***** Provided records *****

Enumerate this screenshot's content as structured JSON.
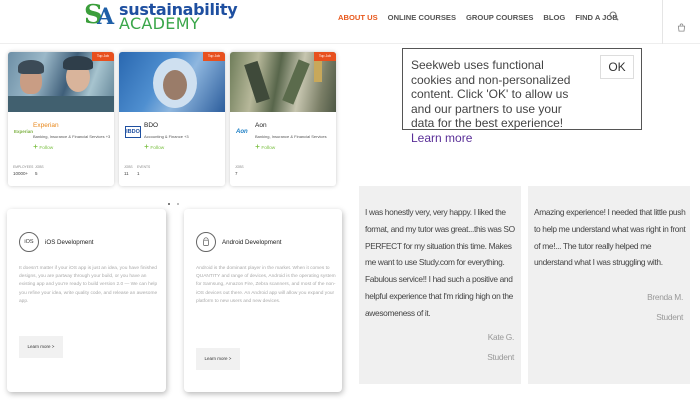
{
  "header": {
    "logo": {
      "line1": "sustainability",
      "line2": "ACADEMY"
    },
    "nav": [
      "ABOUT US",
      "ONLINE COURSES",
      "GROUP COURSES",
      "BLOG",
      "FIND A JOB"
    ],
    "active_nav": "ABOUT US"
  },
  "companies": [
    {
      "tag": "Top Job",
      "logo": "Experian",
      "name": "Experian",
      "sector": "Banking, Insurance & Financial Services +3",
      "follow": "Follow",
      "stats": [
        {
          "label": "EMPLOYEES",
          "value": "10000+"
        },
        {
          "label": "JOBS",
          "value": "5"
        }
      ]
    },
    {
      "tag": "Top Job",
      "logo": "IBDO",
      "name": "BDO",
      "sector": "Accounting & Finance +3",
      "follow": "Follow",
      "stats": [
        {
          "label": "JOBS",
          "value": "11"
        },
        {
          "label": "EVENTS",
          "value": "1"
        }
      ]
    },
    {
      "tag": "Top Job",
      "logo": "Aon",
      "name": "Aon",
      "sector": "Banking, Insurance & Financial Services",
      "follow": "Follow",
      "stats": [
        {
          "label": "JOBS",
          "value": "7"
        }
      ]
    }
  ],
  "dialog": {
    "text": "Seekweb uses functional cookies and non-personalized content. Click 'OK' to allow us and our partners to use your data for the best experience!",
    "link": "Learn more",
    "ok_label": "OK"
  },
  "features": [
    {
      "icon_text": "iOS",
      "title": "iOS Development",
      "description": "It doesn't matter if your iOS app is just an idea, you have finished designs, you are partway through your build, or you have an existing app and you're ready to build version 2.0 — We can help you refine your idea, write quality code, and release an awesome app.",
      "button": "Learn more >"
    },
    {
      "icon_text": "",
      "title": "Android Development",
      "description": "Android is the dominant player in the market. When it comes to QUANTITY and range of devices, Android is the operating system for Samsung, Amazon Fire, Zebra scanners, and most of the non-iOS devices out there. An Android app will allow you expand your platform to new users and new devices.",
      "button": "Learn more >"
    }
  ],
  "testimonials": [
    {
      "text": "I was honestly very, very happy. I liked the format, and my tutor was great...this was SO PERFECT for my situation this time. Makes me want to use Study.com for everything. Fabulous service!! I had such a positive and helpful experience that I'm riding high on the awesomeness of it.",
      "name": "Kate G.",
      "role": "Student"
    },
    {
      "text": "Amazing experience! I needed that little push to help me understand what was right in front of me!... The tutor really helped me understand what I was struggling with.",
      "name": "Brenda M.",
      "role": "Student"
    }
  ],
  "colors": {
    "accent": "#e8581c",
    "follow_green": "#7bc043",
    "brand_blue": "#1e4fa0",
    "brand_green": "#3aa64a",
    "link_purple": "#5a2f98"
  },
  "icons": [
    "search-icon",
    "cart-icon",
    "follow-icon",
    "android-icon"
  ]
}
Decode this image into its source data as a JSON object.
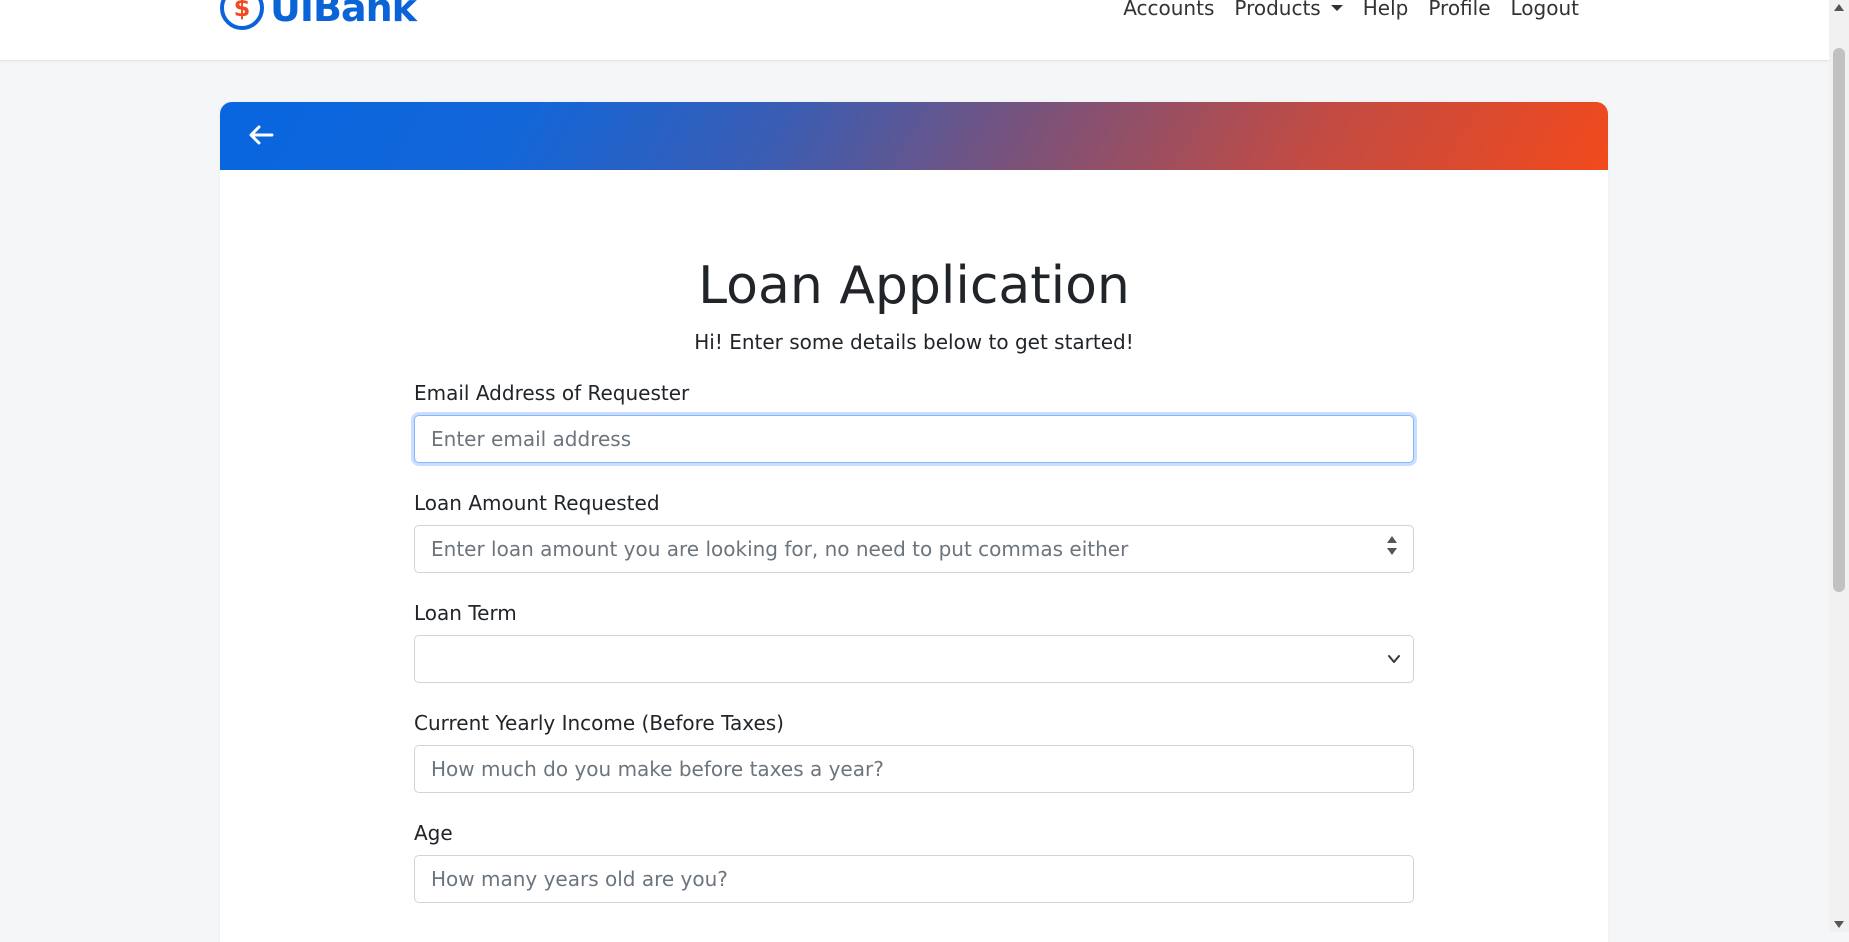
{
  "navbar": {
    "brand_icon": "dollar-badge-icon",
    "brand_icon_glyph": "$",
    "brand_text": "UIBank",
    "links": {
      "accounts": "Accounts",
      "products": "Products",
      "help": "Help",
      "profile": "Profile",
      "logout": "Logout"
    }
  },
  "header": {
    "back_icon": "arrow-left-icon",
    "gradient_start": "#0866e0",
    "gradient_end": "#f24a1c"
  },
  "main": {
    "title": "Loan Application",
    "subtitle": "Hi! Enter some details below to get started!"
  },
  "form": {
    "email": {
      "label": "Email Address of Requester",
      "placeholder": "Enter email address"
    },
    "amount": {
      "label": "Loan Amount Requested",
      "placeholder": "Enter loan amount you are looking for, no need to put commas either"
    },
    "term": {
      "label": "Loan Term",
      "selected": ""
    },
    "income": {
      "label": "Current Yearly Income (Before Taxes)",
      "placeholder": "How much do you make before taxes a year?"
    },
    "age": {
      "label": "Age",
      "placeholder": "How many years old are you?"
    }
  },
  "colors": {
    "brand_blue": "#0a64d8",
    "brand_orange": "#f04a1e"
  }
}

*****

■ **Goal**: Pick out each line above that includes "allow" and show it.

■ **Correct result**:
    "text": "Seekweb uses functional cookies and non-personalized content. Click 'OK' to allow us and our partners to use your data for the best experience!",
      "description": "Android is the dominant player in the market. When it comes to QUANTITY and range of devices, Android is the operating system for Samsung, Amazon Fire, Zebra scanners, and most of the non-iOS devices out there. An Android app will allow you expand your platform to new users and new devices.",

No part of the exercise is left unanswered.